» **Exercise**
Check each line of the records for "COINBASE"; collect those that have it.

» **Record extracts**

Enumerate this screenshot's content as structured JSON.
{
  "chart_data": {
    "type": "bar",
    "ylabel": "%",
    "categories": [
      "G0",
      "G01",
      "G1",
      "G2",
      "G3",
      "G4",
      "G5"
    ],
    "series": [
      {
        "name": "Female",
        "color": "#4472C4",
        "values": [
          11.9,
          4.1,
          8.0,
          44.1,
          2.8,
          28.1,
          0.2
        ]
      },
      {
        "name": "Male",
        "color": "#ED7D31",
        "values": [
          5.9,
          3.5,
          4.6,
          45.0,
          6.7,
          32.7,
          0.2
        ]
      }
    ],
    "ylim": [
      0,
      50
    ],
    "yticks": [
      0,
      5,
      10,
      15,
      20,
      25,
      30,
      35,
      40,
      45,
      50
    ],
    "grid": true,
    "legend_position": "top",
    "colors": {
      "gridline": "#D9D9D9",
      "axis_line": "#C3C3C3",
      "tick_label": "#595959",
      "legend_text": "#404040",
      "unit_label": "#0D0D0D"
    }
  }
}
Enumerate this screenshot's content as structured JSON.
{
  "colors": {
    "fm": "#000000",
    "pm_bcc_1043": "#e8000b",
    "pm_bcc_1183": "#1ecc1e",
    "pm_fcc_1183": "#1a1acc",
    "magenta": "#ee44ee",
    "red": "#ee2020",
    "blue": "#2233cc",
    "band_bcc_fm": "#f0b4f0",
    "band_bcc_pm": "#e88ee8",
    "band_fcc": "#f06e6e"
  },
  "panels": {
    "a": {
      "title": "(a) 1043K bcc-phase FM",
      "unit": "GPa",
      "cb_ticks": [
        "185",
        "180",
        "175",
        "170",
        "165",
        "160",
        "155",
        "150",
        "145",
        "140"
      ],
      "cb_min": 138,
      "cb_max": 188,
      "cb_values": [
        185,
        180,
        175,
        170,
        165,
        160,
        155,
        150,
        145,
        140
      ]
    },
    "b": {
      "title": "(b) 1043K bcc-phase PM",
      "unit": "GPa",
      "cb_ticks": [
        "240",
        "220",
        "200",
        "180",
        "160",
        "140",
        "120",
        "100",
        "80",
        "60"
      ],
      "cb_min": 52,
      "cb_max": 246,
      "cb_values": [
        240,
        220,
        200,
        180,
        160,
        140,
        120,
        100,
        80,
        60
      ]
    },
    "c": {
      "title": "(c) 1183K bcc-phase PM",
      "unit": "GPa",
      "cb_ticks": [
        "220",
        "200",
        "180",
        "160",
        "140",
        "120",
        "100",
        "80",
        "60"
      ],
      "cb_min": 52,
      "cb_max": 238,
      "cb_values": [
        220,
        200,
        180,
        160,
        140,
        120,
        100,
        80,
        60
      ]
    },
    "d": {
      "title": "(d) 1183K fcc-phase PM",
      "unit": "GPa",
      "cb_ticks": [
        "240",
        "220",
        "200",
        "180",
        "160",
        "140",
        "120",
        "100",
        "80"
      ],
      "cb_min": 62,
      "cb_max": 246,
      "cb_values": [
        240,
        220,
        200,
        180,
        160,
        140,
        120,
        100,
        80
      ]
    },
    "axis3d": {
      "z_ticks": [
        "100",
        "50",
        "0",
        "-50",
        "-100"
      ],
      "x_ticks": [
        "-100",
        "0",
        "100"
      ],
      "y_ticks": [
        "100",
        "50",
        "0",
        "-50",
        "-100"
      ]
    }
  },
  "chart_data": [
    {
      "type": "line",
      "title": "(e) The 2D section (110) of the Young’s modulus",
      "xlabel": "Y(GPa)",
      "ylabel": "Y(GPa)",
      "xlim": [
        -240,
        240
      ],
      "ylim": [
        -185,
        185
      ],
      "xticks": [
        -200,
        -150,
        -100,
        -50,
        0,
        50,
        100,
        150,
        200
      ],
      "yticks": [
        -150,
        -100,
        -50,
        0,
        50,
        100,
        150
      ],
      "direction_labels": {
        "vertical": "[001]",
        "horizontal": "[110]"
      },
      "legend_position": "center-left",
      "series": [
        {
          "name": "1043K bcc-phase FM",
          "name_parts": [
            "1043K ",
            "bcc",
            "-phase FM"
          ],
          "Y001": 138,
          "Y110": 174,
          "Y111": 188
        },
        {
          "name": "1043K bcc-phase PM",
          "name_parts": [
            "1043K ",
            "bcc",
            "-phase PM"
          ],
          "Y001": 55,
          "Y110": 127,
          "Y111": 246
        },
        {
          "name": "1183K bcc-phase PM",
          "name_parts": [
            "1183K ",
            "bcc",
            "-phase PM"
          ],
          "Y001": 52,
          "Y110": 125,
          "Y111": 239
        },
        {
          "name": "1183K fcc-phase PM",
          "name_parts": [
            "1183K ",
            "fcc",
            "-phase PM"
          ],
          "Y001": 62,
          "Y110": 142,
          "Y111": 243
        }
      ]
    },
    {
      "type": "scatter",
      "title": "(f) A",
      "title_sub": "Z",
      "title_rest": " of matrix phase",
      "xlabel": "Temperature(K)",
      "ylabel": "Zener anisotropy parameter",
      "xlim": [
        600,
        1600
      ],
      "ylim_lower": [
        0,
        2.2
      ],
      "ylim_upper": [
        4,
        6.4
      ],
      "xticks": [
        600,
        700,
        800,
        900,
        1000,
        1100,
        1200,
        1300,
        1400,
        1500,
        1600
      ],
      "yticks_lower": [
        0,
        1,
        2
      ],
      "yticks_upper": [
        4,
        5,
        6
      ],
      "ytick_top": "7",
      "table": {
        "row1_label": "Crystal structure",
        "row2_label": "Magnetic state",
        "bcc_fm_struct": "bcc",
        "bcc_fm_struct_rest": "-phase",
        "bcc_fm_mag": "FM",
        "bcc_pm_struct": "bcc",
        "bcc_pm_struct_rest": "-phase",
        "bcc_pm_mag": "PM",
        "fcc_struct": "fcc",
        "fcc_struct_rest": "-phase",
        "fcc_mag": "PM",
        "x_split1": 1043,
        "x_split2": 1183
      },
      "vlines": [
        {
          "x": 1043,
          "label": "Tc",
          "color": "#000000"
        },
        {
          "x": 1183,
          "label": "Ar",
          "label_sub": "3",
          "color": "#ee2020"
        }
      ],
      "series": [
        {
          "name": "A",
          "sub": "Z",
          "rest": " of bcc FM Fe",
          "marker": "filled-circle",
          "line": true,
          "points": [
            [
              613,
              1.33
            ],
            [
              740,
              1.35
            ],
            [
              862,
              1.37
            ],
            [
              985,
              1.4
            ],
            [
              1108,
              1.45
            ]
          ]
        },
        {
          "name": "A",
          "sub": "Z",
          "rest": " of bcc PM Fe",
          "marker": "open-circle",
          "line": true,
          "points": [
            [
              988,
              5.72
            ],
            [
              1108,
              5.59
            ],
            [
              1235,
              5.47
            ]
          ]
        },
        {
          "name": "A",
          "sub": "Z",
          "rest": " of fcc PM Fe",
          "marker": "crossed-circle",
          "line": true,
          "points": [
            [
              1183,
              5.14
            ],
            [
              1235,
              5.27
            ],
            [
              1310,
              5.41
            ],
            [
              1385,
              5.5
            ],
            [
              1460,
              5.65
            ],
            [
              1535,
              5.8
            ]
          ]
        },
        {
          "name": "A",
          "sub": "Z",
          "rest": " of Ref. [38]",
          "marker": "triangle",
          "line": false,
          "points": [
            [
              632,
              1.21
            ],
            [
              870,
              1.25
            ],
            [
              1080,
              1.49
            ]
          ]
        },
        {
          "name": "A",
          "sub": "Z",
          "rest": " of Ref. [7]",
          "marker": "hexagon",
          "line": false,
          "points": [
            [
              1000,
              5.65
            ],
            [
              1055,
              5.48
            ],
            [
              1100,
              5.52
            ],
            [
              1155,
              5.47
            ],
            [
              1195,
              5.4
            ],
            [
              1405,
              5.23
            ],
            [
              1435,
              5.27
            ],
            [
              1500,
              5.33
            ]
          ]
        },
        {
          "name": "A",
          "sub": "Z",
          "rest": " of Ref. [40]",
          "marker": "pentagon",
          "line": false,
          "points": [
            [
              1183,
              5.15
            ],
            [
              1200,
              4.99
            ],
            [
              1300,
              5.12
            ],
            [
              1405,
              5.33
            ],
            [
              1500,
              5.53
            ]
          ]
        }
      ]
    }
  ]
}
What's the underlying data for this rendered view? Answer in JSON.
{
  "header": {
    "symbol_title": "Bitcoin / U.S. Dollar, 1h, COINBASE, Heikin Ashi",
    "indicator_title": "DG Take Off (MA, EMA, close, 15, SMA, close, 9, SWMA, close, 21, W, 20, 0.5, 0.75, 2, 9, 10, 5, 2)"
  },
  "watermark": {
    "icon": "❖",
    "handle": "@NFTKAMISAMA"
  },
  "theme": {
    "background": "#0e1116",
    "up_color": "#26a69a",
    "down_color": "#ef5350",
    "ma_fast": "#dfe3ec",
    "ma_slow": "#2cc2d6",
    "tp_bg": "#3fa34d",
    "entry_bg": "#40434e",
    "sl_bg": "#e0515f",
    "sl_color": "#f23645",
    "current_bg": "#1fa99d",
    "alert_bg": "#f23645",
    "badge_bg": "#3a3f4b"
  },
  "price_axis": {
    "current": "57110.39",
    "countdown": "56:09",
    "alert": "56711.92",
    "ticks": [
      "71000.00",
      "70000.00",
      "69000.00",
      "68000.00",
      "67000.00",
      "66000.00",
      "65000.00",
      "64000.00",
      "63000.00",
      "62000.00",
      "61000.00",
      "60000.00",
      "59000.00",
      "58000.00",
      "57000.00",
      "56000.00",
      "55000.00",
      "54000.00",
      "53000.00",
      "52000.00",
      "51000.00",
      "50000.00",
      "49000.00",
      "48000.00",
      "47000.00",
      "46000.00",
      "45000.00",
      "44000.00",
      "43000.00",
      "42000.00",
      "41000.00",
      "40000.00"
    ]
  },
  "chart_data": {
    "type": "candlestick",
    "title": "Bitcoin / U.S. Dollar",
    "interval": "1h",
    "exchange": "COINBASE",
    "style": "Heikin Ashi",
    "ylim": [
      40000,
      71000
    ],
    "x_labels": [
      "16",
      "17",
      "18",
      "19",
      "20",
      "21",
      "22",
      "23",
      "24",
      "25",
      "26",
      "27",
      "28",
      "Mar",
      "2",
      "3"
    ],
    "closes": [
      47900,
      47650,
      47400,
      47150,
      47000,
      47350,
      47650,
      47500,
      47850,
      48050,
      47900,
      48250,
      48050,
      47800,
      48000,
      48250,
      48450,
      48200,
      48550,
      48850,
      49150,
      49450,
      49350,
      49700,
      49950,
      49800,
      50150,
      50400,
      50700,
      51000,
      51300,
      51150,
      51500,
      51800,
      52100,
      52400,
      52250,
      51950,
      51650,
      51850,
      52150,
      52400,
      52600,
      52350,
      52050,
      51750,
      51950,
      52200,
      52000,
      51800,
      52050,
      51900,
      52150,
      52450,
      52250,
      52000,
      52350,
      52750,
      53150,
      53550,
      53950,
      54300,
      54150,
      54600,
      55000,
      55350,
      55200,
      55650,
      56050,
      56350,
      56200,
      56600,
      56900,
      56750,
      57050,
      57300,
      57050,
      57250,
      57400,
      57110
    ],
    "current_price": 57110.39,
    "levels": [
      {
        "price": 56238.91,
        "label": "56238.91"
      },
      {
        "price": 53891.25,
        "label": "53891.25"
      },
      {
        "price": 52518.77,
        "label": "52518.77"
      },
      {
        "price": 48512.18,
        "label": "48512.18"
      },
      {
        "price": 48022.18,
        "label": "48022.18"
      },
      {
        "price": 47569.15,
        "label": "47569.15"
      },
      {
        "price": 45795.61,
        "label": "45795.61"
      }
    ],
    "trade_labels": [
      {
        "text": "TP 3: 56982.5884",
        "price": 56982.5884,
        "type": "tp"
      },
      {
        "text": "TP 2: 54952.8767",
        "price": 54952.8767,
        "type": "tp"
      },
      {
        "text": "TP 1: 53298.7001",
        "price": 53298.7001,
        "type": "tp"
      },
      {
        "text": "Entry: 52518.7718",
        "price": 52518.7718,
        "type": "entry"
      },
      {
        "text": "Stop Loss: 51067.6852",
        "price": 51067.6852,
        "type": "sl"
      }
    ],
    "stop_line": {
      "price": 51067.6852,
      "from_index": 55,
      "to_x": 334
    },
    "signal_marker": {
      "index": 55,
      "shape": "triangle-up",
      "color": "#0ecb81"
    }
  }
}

» **Reply to the exercise**
    "symbol_title": "Bitcoin / U.S. Dollar, 1h, COINBASE, Heikin Ashi",
    "exchange": "COINBASE",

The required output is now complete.